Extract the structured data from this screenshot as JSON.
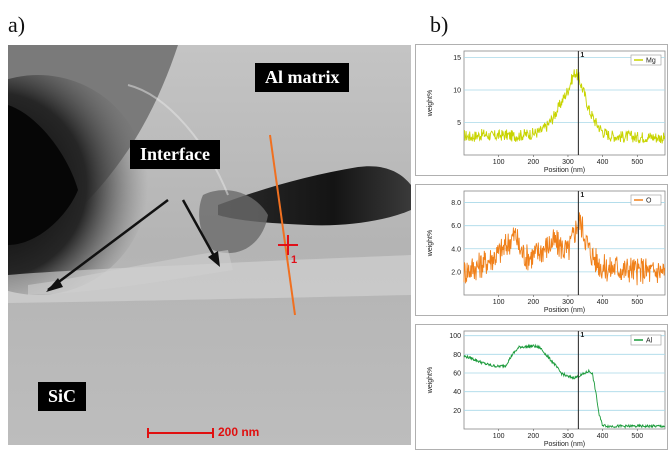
{
  "panel_labels": {
    "a": "a)",
    "b": "b)"
  },
  "micrograph": {
    "labels": {
      "al_matrix": "Al matrix",
      "interface": "Interface",
      "sic": "SiC"
    },
    "scale_bar": "200 nm",
    "marker_label": "1"
  },
  "chart_data": [
    {
      "type": "line",
      "element": "Mg",
      "color": "#c8d400",
      "xlabel": "Position (nm)",
      "ylabel": "weight%",
      "xlim": [
        0,
        580
      ],
      "ylim": [
        0,
        16
      ],
      "xticks": [
        100,
        200,
        300,
        400,
        500
      ],
      "yticks": [
        5,
        10,
        15
      ],
      "marker_x": 330,
      "marker_label": "1",
      "series": [
        {
          "name": "Mg",
          "x": [
            0,
            20,
            40,
            60,
            80,
            100,
            120,
            140,
            160,
            180,
            200,
            220,
            240,
            260,
            280,
            300,
            310,
            320,
            330,
            340,
            350,
            360,
            380,
            400,
            420,
            440,
            460,
            480,
            500,
            520,
            540,
            560,
            580
          ],
          "y": [
            3,
            2.8,
            3,
            3.2,
            2.9,
            3,
            3.1,
            2.9,
            3,
            3.2,
            3.3,
            3.6,
            4.5,
            6,
            8,
            10,
            11.5,
            12.8,
            12,
            10.5,
            9,
            7,
            5,
            3.6,
            3,
            2.9,
            2.8,
            2.9,
            2.7,
            2.8,
            2.8,
            2.7,
            2.6
          ],
          "noise": 0.9
        }
      ]
    },
    {
      "type": "line",
      "element": "O",
      "color": "#f0801a",
      "xlabel": "Position (nm)",
      "ylabel": "weight%",
      "xlim": [
        0,
        580
      ],
      "ylim": [
        0,
        9
      ],
      "xticks": [
        100,
        200,
        300,
        400,
        500
      ],
      "yticks": [
        2.0,
        4.0,
        6.0,
        8.0
      ],
      "marker_x": 330,
      "marker_label": "1",
      "series": [
        {
          "name": "O",
          "x": [
            0,
            20,
            40,
            60,
            80,
            100,
            120,
            140,
            150,
            160,
            180,
            200,
            220,
            240,
            260,
            280,
            300,
            320,
            330,
            340,
            360,
            380,
            400,
            420,
            440,
            460,
            480,
            500,
            520,
            540,
            560,
            580
          ],
          "y": [
            2,
            2.3,
            2.5,
            2.8,
            3.2,
            3.6,
            4.2,
            5,
            5.2,
            4,
            3.3,
            3.4,
            3.8,
            4.2,
            4.6,
            4.2,
            3.7,
            5.5,
            6.5,
            6,
            4,
            3,
            2.4,
            2.2,
            2.5,
            2.1,
            2.3,
            2,
            2.2,
            1.9,
            2.1,
            2
          ],
          "noise": 1.2
        }
      ]
    },
    {
      "type": "line",
      "element": "Al",
      "color": "#1a9a3a",
      "xlabel": "Position (nm)",
      "ylabel": "weight%",
      "xlim": [
        0,
        580
      ],
      "ylim": [
        0,
        105
      ],
      "xticks": [
        100,
        200,
        300,
        400,
        500
      ],
      "yticks": [
        20,
        40,
        60,
        80,
        100
      ],
      "marker_x": 330,
      "marker_label": "1",
      "series": [
        {
          "name": "Al",
          "x": [
            0,
            20,
            40,
            60,
            80,
            100,
            120,
            140,
            160,
            180,
            200,
            220,
            240,
            260,
            280,
            300,
            320,
            340,
            360,
            370,
            380,
            390,
            400,
            420,
            440,
            460,
            480,
            500,
            520,
            540,
            560,
            580
          ],
          "y": [
            78,
            76,
            73,
            70,
            68,
            67,
            68,
            80,
            88,
            88,
            89,
            87,
            78,
            70,
            60,
            56,
            55,
            58,
            62,
            60,
            40,
            15,
            4,
            3,
            3,
            3,
            3,
            3,
            3,
            3,
            3,
            3
          ],
          "noise": 1.5
        }
      ]
    }
  ]
}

▶ **Problem**
Please repeat the entries exactly. Do not include the pictures.

▶ **Written solution**
Extract the structured data from this screenshot as JSON.
{
  "panel_labels": {
    "a": "a)",
    "b": "b)"
  },
  "micrograph": {
    "labels": {
      "al_matrix": "Al matrix",
      "interface": "Interface",
      "sic": "SiC"
    },
    "scale_bar": "200 nm",
    "marker_label": "1"
  },
  "chart_data": [
    {
      "type": "line",
      "element": "Mg",
      "color": "#c8d400",
      "xlabel": "Position (nm)",
      "ylabel": "weight%",
      "xlim": [
        0,
        580
      ],
      "ylim": [
        0,
        16
      ],
      "xticks": [
        100,
        200,
        300,
        400,
        500
      ],
      "yticks": [
        5,
        10,
        15
      ],
      "marker_x": 330,
      "marker_label": "1",
      "series": [
        {
          "name": "Mg",
          "x": [
            0,
            20,
            40,
            60,
            80,
            100,
            120,
            140,
            160,
            180,
            200,
            220,
            240,
            260,
            280,
            300,
            310,
            320,
            330,
            340,
            350,
            360,
            380,
            400,
            420,
            440,
            460,
            480,
            500,
            520,
            540,
            560,
            580
          ],
          "y": [
            3,
            2.8,
            3,
            3.2,
            2.9,
            3,
            3.1,
            2.9,
            3,
            3.2,
            3.3,
            3.6,
            4.5,
            6,
            8,
            10,
            11.5,
            12.8,
            12,
            10.5,
            9,
            7,
            5,
            3.6,
            3,
            2.9,
            2.8,
            2.9,
            2.7,
            2.8,
            2.8,
            2.7,
            2.6
          ],
          "noise": 0.9
        }
      ]
    },
    {
      "type": "line",
      "element": "O",
      "color": "#f0801a",
      "xlabel": "Position (nm)",
      "ylabel": "weight%",
      "xlim": [
        0,
        580
      ],
      "ylim": [
        0,
        9
      ],
      "xticks": [
        100,
        200,
        300,
        400,
        500
      ],
      "yticks": [
        2.0,
        4.0,
        6.0,
        8.0
      ],
      "marker_x": 330,
      "marker_label": "1",
      "series": [
        {
          "name": "O",
          "x": [
            0,
            20,
            40,
            60,
            80,
            100,
            120,
            140,
            150,
            160,
            180,
            200,
            220,
            240,
            260,
            280,
            300,
            320,
            330,
            340,
            360,
            380,
            400,
            420,
            440,
            460,
            480,
            500,
            520,
            540,
            560,
            580
          ],
          "y": [
            2,
            2.3,
            2.5,
            2.8,
            3.2,
            3.6,
            4.2,
            5,
            5.2,
            4,
            3.3,
            3.4,
            3.8,
            4.2,
            4.6,
            4.2,
            3.7,
            5.5,
            6.5,
            6,
            4,
            3,
            2.4,
            2.2,
            2.5,
            2.1,
            2.3,
            2,
            2.2,
            1.9,
            2.1,
            2
          ],
          "noise": 1.2
        }
      ]
    },
    {
      "type": "line",
      "element": "Al",
      "color": "#1a9a3a",
      "xlabel": "Position (nm)",
      "ylabel": "weight%",
      "xlim": [
        0,
        580
      ],
      "ylim": [
        0,
        105
      ],
      "xticks": [
        100,
        200,
        300,
        400,
        500
      ],
      "yticks": [
        20,
        40,
        60,
        80,
        100
      ],
      "marker_x": 330,
      "marker_label": "1",
      "series": [
        {
          "name": "Al",
          "x": [
            0,
            20,
            40,
            60,
            80,
            100,
            120,
            140,
            160,
            180,
            200,
            220,
            240,
            260,
            280,
            300,
            320,
            340,
            360,
            370,
            380,
            390,
            400,
            420,
            440,
            460,
            480,
            500,
            520,
            540,
            560,
            580
          ],
          "y": [
            78,
            76,
            73,
            70,
            68,
            67,
            68,
            80,
            88,
            88,
            89,
            87,
            78,
            70,
            60,
            56,
            55,
            58,
            62,
            60,
            40,
            15,
            4,
            3,
            3,
            3,
            3,
            3,
            3,
            3,
            3,
            3
          ],
          "noise": 1.5
        }
      ]
    }
  ]
}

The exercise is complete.